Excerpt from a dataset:
┌──

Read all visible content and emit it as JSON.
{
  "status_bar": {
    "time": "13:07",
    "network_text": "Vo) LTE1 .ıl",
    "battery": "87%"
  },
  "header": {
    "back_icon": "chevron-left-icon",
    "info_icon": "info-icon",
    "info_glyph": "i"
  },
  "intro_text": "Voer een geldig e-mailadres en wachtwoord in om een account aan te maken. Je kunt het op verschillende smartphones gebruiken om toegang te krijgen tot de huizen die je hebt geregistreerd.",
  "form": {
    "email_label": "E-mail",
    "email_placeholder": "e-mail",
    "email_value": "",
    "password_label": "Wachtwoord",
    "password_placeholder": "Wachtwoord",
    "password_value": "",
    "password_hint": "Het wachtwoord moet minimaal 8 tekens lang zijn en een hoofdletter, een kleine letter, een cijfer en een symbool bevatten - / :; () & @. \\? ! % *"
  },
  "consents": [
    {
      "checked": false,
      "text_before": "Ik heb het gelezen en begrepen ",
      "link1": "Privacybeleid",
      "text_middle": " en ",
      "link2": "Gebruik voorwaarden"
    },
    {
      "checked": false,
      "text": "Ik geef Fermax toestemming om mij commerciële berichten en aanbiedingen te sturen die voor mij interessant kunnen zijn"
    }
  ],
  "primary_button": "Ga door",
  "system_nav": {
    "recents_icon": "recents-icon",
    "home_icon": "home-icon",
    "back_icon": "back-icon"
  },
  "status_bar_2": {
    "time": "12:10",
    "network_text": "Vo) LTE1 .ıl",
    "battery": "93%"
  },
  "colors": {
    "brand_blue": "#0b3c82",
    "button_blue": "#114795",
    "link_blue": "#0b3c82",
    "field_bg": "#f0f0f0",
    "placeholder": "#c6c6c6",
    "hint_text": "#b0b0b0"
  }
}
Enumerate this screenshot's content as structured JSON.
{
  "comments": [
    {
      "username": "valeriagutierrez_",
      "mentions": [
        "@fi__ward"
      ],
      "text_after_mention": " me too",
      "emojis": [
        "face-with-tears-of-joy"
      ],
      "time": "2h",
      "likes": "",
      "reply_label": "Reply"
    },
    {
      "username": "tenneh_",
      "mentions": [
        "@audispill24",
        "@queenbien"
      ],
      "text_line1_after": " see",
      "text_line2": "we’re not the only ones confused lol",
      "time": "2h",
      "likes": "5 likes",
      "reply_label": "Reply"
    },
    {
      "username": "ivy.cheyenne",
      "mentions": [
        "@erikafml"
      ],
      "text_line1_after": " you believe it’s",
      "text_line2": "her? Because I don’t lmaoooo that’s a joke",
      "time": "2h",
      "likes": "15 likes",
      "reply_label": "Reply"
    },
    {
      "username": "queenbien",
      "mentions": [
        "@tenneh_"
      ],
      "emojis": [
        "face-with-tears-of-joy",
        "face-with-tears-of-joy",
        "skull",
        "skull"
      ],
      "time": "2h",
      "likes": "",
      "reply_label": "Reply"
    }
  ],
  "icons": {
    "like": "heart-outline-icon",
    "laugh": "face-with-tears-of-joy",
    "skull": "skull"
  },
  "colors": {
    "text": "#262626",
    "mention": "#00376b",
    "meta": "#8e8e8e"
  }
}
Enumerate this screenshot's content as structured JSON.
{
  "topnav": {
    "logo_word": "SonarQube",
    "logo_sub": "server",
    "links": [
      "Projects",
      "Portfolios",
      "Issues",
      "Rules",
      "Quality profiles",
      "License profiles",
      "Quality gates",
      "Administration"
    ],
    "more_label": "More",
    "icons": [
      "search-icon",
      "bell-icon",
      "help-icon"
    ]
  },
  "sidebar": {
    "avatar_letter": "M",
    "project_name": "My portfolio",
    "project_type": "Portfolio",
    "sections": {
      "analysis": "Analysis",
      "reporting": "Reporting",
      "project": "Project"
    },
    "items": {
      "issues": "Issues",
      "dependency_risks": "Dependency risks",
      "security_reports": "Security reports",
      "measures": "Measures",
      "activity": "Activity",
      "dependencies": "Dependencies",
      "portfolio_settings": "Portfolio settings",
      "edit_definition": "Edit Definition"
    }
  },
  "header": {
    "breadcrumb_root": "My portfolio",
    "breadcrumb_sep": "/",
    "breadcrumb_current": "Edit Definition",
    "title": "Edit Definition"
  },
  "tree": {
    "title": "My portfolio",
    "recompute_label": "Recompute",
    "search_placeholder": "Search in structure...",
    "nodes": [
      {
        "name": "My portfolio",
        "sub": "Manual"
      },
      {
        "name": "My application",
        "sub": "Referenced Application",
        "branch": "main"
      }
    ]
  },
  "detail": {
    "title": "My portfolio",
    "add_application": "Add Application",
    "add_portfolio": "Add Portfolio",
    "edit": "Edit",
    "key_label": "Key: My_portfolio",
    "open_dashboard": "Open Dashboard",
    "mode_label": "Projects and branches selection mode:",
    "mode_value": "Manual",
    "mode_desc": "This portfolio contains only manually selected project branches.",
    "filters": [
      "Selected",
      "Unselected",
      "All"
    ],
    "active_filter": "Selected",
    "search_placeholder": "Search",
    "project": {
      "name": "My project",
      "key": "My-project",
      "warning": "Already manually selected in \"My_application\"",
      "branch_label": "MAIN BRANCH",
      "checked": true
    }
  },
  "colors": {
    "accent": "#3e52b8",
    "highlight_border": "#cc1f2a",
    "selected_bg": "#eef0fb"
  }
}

└──

> _AIM OF THE TASK_: Print the records above exactly as they appear.

> _RESULT OF THIS EXERCISE_:
Read all visible content and emit it as JSON.
{
  "status_bar": {
    "time": "13:07",
    "network_text": "Vo) LTE1 .ıl",
    "battery": "87%"
  },
  "header": {
    "back_icon": "chevron-left-icon",
    "info_icon": "info-icon",
    "info_glyph": "i"
  },
  "intro_text": "Voer een geldig e-mailadres en wachtwoord in om een account aan te maken. Je kunt het op verschillende smartphones gebruiken om toegang te krijgen tot de huizen die je hebt geregistreerd.",
  "form": {
    "email_label": "E-mail",
    "email_placeholder": "e-mail",
    "email_value": "",
    "password_label": "Wachtwoord",
    "password_placeholder": "Wachtwoord",
    "password_value": "",
    "password_hint": "Het wachtwoord moet minimaal 8 tekens lang zijn en een hoofdletter, een kleine letter, een cijfer en een symbool bevatten - / :; () & @. \\? ! % *"
  },
  "consents": [
    {
      "checked": false,
      "text_before": "Ik heb het gelezen en begrepen ",
      "link1": "Privacybeleid",
      "text_middle": " en ",
      "link2": "Gebruik voorwaarden"
    },
    {
      "checked": false,
      "text": "Ik geef Fermax toestemming om mij commerciële berichten en aanbiedingen te sturen die voor mij interessant kunnen zijn"
    }
  ],
  "primary_button": "Ga door",
  "system_nav": {
    "recents_icon": "recents-icon",
    "home_icon": "home-icon",
    "back_icon": "back-icon"
  },
  "status_bar_2": {
    "time": "12:10",
    "network_text": "Vo) LTE1 .ıl",
    "battery": "93%"
  },
  "colors": {
    "brand_blue": "#0b3c82",
    "button_blue": "#114795",
    "link_blue": "#0b3c82",
    "field_bg": "#f0f0f0",
    "placeholder": "#c6c6c6",
    "hint_text": "#b0b0b0"
  }
}
Enumerate this screenshot's content as structured JSON.
{
  "comments": [
    {
      "username": "valeriagutierrez_",
      "mentions": [
        "@fi__ward"
      ],
      "text_after_mention": " me too",
      "emojis": [
        "face-with-tears-of-joy"
      ],
      "time": "2h",
      "likes": "",
      "reply_label": "Reply"
    },
    {
      "username": "tenneh_",
      "mentions": [
        "@audispill24",
        "@queenbien"
      ],
      "text_line1_after": " see",
      "text_line2": "we’re not the only ones confused lol",
      "time": "2h",
      "likes": "5 likes",
      "reply_label": "Reply"
    },
    {
      "username": "ivy.cheyenne",
      "mentions": [
        "@erikafml"
      ],
      "text_line1_after": " you believe it’s",
      "text_line2": "her? Because I don’t lmaoooo that’s a joke",
      "time": "2h",
      "likes": "15 likes",
      "reply_label": "Reply"
    },
    {
      "username": "queenbien",
      "mentions": [
        "@tenneh_"
      ],
      "emojis": [
        "face-with-tears-of-joy",
        "face-with-tears-of-joy",
        "skull",
        "skull"
      ],
      "time": "2h",
      "likes": "",
      "reply_label": "Reply"
    }
  ],
  "icons": {
    "like": "heart-outline-icon",
    "laugh": "face-with-tears-of-joy",
    "skull": "skull"
  },
  "colors": {
    "text": "#262626",
    "mention": "#00376b",
    "meta": "#8e8e8e"
  }
}
Enumerate this screenshot's content as structured JSON.
{
  "topnav": {
    "logo_word": "SonarQube",
    "logo_sub": "server",
    "links": [
      "Projects",
      "Portfolios",
      "Issues",
      "Rules",
      "Quality profiles",
      "License profiles",
      "Quality gates",
      "Administration"
    ],
    "more_label": "More",
    "icons": [
      "search-icon",
      "bell-icon",
      "help-icon"
    ]
  },
  "sidebar": {
    "avatar_letter": "M",
    "project_name": "My portfolio",
    "project_type": "Portfolio",
    "sections": {
      "analysis": "Analysis",
      "reporting": "Reporting",
      "project": "Project"
    },
    "items": {
      "issues": "Issues",
      "dependency_risks": "Dependency risks",
      "security_reports": "Security reports",
      "measures": "Measures",
      "activity": "Activity",
      "dependencies": "Dependencies",
      "portfolio_settings": "Portfolio settings",
      "edit_definition": "Edit Definition"
    }
  },
  "header": {
    "breadcrumb_root": "My portfolio",
    "breadcrumb_sep": "/",
    "breadcrumb_current": "Edit Definition",
    "title": "Edit Definition"
  },
  "tree": {
    "title": "My portfolio",
    "recompute_label": "Recompute",
    "search_placeholder": "Search in structure...",
    "nodes": [
      {
        "name": "My portfolio",
        "sub": "Manual"
      },
      {
        "name": "My application",
        "sub": "Referenced Application",
        "branch": "main"
      }
    ]
  },
  "detail": {
    "title": "My portfolio",
    "add_application": "Add Application",
    "add_portfolio": "Add Portfolio",
    "edit": "Edit",
    "key_label": "Key: My_portfolio",
    "open_dashboard": "Open Dashboard",
    "mode_label": "Projects and branches selection mode:",
    "mode_value": "Manual",
    "mode_desc": "This portfolio contains only manually selected project branches.",
    "filters": [
      "Selected",
      "Unselected",
      "All"
    ],
    "active_filter": "Selected",
    "search_placeholder": "Search",
    "project": {
      "name": "My project",
      "key": "My-project",
      "warning": "Already manually selected in \"My_application\"",
      "branch_label": "MAIN BRANCH",
      "checked": true
    }
  },
  "colors": {
    "accent": "#3e52b8",
    "highlight_border": "#cc1f2a",
    "selected_bg": "#eef0fb"
  }
}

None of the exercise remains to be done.